(Items listed in a dataset)
+-------+

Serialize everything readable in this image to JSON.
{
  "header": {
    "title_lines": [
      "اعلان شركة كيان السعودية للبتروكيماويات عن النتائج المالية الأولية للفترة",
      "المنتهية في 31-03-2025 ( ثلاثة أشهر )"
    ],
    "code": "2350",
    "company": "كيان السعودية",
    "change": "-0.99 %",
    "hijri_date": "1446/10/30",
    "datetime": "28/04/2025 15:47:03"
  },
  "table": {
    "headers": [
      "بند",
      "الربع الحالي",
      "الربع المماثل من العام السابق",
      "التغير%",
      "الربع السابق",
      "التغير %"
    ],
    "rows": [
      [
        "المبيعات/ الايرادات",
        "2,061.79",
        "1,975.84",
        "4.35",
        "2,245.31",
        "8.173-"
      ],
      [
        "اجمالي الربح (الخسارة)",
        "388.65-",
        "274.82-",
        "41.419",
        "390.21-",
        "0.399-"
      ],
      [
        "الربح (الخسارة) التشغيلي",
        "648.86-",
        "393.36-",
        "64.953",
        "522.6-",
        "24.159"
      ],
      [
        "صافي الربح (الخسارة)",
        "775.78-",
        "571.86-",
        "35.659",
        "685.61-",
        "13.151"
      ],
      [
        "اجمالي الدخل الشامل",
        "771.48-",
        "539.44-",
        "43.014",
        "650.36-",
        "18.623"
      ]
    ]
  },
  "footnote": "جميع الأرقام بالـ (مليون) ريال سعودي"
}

+-------+

• **Problem details**: Locate each line with the word "الربح" and copy it.

• **Reply**:
        "اجمالي الربح (الخسارة)",
        "الربح (الخسارة) التشغيلي",
        "صافي الربح (الخسارة)",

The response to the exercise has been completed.